Excerpt provided -
Personal information
- Date of birth: 2 October 1920
- Place of birth: Timișoara, Romania
- Date of death: 12 May 1995 (aged 74)
- Place of death: Cluj-Napoca, Romania
- Height: 1.72 m (5 ft 8 in)
- Position: Midfielder

Youth career
- 1931–1934: CA Timișoara
- 1934–1937: CA Oradea

Senior career*
- Years: Team / Apps / (Gls)
- 1937–1938: CA Oradea / 9 / (0)
- 1938–1941: R. Olympic CC / 19 / (4)
- 1941: Ripensia Timișoara
- 1941–1942: CFR Turnu Severin
- 1942–1947: Kolozsvári AC / Ferar Cluj / 93 / (8)
- 1947–1950: CFR Cluj / 52 / (5)
- 1950–1953: Universitatea Cluj / 31 / (6)
- Total:  / 204 / (23)

Managerial career
- 1952–1953: Universitatea Cluj (player/coach)
- 1954–1955: Universitatea Cluj
- 1956: Universitatea Cluj
- 1957–1958: Universitatea Cluj
- 1959–1960: Dermata Cluj
- 1960–1962: CFR Cluj
- 1962–1967: Romania (assistant)
- 1967–1970: Steaua București
- 1971–1973: Ajax
- 1973–1975: France
- 1976–1979: Romania
- 1980: Romania
- 1982–1983: Panathinaikos
- 1986–1987: Monaco

= Ștefan Kovács =

Hungarian football manager (1920–1995)

Ștefan Kovács (Ștefan Covaci; Kovács István; 2 October 1920 – 12 May 1995) was a Romanian football player and coach. Having won two European Cup titles, he is one of the most successful coaches in the history of the game. Various football magazines listed him among their best coaches: in 2013, World Soccer placed him 36th; in 2019, France Football ranked him 43rd; and in 2023, FourFourTwo positioned him 62nd.

==Playing career==
Kovács was born into an ethnic Hungarian family on 2 October 1920 in Timișoara, Romania. He started to play football in 1931, aged 11 at local club CA Timișoara. Three years later he went to play for CA Oradea where he was teammates with his brother, Nicolae Kovács. Starting from 1938 until 1941, he had his only spell abroad, playing for Belgium's Olympique Charleroi. Afterwards he came back to his hometown at Ripensia, but only for a short while because he then went to CFR Turnu Severin.

Problems to work on -
1/ Which football magazines does the excerpt about Ștefan Kovács name as ranking him among the best coaches, and what place and year goes with each?
2/ How many lines in the rows below contain the string "packages"? Case counts, and the reply should be the number alone.

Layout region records
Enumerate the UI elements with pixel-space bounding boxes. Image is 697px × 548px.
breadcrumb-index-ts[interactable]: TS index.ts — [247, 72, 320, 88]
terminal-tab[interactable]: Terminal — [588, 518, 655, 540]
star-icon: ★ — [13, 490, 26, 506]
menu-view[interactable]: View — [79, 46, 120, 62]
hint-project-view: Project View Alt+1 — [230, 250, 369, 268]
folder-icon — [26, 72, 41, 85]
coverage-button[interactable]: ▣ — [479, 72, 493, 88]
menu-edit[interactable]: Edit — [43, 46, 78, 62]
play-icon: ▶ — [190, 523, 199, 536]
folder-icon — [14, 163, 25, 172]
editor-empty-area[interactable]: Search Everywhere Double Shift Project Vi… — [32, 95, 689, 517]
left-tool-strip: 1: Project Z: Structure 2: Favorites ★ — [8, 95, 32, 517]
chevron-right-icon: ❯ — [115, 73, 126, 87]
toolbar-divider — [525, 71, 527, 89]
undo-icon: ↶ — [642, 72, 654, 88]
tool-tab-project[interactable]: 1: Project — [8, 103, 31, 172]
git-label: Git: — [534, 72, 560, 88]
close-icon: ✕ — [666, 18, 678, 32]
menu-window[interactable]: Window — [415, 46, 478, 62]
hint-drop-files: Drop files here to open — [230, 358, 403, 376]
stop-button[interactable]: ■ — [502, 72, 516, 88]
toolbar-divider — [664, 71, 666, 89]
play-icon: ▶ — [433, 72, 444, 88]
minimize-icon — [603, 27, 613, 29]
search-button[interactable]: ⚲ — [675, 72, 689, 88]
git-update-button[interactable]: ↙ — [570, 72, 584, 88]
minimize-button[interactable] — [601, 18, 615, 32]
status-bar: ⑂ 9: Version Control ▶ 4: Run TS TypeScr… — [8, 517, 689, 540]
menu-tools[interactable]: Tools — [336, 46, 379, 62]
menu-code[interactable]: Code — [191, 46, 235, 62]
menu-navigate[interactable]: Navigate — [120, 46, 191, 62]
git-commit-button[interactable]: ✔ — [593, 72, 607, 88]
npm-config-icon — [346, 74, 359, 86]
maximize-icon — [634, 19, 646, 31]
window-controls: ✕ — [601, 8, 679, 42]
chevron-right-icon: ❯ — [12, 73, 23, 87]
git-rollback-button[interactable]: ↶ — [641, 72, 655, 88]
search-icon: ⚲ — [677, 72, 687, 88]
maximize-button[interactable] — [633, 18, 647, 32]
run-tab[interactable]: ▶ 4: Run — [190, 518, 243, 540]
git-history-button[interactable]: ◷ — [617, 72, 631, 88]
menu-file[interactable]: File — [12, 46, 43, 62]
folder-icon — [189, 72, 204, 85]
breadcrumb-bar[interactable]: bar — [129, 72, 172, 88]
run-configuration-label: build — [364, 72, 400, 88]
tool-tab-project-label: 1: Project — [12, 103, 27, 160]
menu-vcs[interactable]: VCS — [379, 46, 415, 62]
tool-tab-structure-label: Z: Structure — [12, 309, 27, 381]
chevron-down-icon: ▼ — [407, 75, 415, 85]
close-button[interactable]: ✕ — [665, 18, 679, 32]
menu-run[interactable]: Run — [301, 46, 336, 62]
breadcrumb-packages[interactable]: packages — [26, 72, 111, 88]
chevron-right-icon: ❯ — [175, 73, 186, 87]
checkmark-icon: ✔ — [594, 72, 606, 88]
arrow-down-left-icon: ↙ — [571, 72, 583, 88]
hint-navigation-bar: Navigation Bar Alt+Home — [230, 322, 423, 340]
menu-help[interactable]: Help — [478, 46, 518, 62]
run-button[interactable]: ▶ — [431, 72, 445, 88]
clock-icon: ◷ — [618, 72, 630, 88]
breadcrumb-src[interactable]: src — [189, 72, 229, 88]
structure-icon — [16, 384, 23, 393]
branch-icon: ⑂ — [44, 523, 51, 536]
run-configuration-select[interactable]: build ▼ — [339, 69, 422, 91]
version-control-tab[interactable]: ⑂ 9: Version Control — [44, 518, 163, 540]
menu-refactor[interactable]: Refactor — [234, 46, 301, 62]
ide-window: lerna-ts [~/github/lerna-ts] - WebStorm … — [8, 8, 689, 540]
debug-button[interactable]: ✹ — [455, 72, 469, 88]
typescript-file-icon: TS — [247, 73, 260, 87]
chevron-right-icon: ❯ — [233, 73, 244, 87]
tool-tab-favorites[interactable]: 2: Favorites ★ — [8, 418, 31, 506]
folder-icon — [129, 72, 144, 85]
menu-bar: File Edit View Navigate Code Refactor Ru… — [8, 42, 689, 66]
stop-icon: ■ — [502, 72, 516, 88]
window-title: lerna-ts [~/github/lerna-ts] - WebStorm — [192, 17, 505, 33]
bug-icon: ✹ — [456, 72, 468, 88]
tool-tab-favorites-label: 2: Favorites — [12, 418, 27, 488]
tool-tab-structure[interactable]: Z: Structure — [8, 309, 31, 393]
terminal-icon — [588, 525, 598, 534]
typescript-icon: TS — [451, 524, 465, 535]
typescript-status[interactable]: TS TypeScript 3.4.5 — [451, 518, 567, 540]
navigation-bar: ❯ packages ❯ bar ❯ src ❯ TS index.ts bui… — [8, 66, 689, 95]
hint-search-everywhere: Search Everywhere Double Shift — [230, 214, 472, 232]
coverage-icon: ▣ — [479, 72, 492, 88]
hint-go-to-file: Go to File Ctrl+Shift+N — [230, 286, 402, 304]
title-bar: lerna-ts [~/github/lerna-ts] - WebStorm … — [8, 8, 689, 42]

Results in order -
1/
- World Soccer: 36th, in 2013
- France Football: 43rd, in 2019
- FourFourTwo: 62nd, in 2023

2/ 2